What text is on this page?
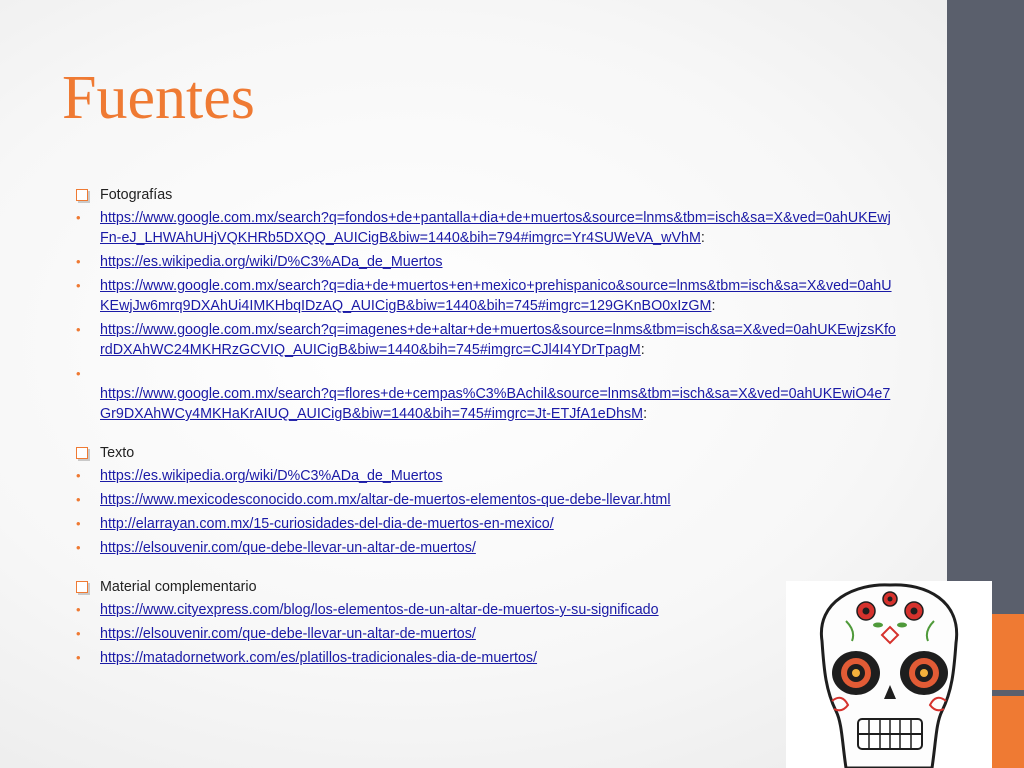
Fuentes
Fotografías
• https://www.google.com.mx/search?q=fondos+de+pantalla+dia+de+muertos&source=lnms&tbm=isch&sa=X&ved=0ahUKEwjFn-eJ_LHWAhUHjVQKHRb5DXQQ_AUICigB&biw=1440&bih=794#imgrc=Yr4SUWeVA_wVhM:
• https://es.wikipedia.org/wiki/D%C3%ADa_de_Muertos
• https://www.google.com.mx/search?q=dia+de+muertos+en+mexico+prehispanico&source=lnms&tbm=isch&sa=X&ved=0ahUKEwjJw6mrq9DXAhUi4IMKHbqIDzAQ_AUICigB&biw=1440&bih=745#imgrc=129GKnBO0xIzGM:
• https://www.google.com.mx/search?q=imagenes+de+altar+de+muertos&source=lnms&tbm=isch&sa=X&ved=0ahUKEwjzsKfordDXAhWC24MKHRzGCVIQ_AUICigB&biw=1440&bih=745#imgrc=CJl4I4YDrTpagM:
•

https://www.google.com.mx/search?q=flores+de+cempas%C3%BAchil&source=lnms&tbm=isch&sa=X&ved=0ahUKEwiO4e7Gr9DXAhWCy4MKHaKrAIUQ_AUICigB&biw=1440&bih=745#imgrc=Jt-ETJfA1eDhsM:
Texto
• https://es.wikipedia.org/wiki/D%C3%ADa_de_Muertos
• https://www.mexicodesconocido.com.mx/altar-de-muertos-elementos-que-debe-llevar.html
• http://elarrayan.com.mx/15-curiosidades-del-dia-de-muertos-en-mexico/
• https://elsouvenir.com/que-debe-llevar-un-altar-de-muertos/
Material complementario
• https://www.cityexpress.com/blog/los-elementos-de-un-altar-de-muertos-y-su-significado
• https://elsouvenir.com/que-debe-llevar-un-altar-de-muertos/
• https://matadornetwork.com/es/platillos-tradicionales-dia-de-muertos/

——————

# EXERCISE
Transcribe every line from the records above without alteration, and leave out the images.

# EXERCISE RESPONSE
What text is on this page?
Fuentes
Fotografías
• https://www.google.com.mx/search?q=fondos+de+pantalla+dia+de+muertos&source=lnms&tbm=isch&sa=X&ved=0ahUKEwjFn-eJ_LHWAhUHjVQKHRb5DXQQ_AUICigB&biw=1440&bih=794#imgrc=Yr4SUWeVA_wVhM:
• https://es.wikipedia.org/wiki/D%C3%ADa_de_Muertos
• https://www.google.com.mx/search?q=dia+de+muertos+en+mexico+prehispanico&source=lnms&tbm=isch&sa=X&ved=0ahUKEwjJw6mrq9DXAhUi4IMKHbqIDzAQ_AUICigB&biw=1440&bih=745#imgrc=129GKnBO0xIzGM:
• https://www.google.com.mx/search?q=imagenes+de+altar+de+muertos&source=lnms&tbm=isch&sa=X&ved=0ahUKEwjzsKfordDXAhWC24MKHRzGCVIQ_AUICigB&biw=1440&bih=745#imgrc=CJl4I4YDrTpagM:
•

https://www.google.com.mx/search?q=flores+de+cempas%C3%BAchil&source=lnms&tbm=isch&sa=X&ved=0ahUKEwiO4e7Gr9DXAhWCy4MKHaKrAIUQ_AUICigB&biw=1440&bih=745#imgrc=Jt-ETJfA1eDhsM:
Texto
• https://es.wikipedia.org/wiki/D%C3%ADa_de_Muertos
• https://www.mexicodesconocido.com.mx/altar-de-muertos-elementos-que-debe-llevar.html
• http://elarrayan.com.mx/15-curiosidades-del-dia-de-muertos-en-mexico/
• https://elsouvenir.com/que-debe-llevar-un-altar-de-muertos/
Material complementario
• https://www.cityexpress.com/blog/los-elementos-de-un-altar-de-muertos-y-su-significado
• https://elsouvenir.com/que-debe-llevar-un-altar-de-muertos/
• https://matadornetwork.com/es/platillos-tradicionales-dia-de-muertos/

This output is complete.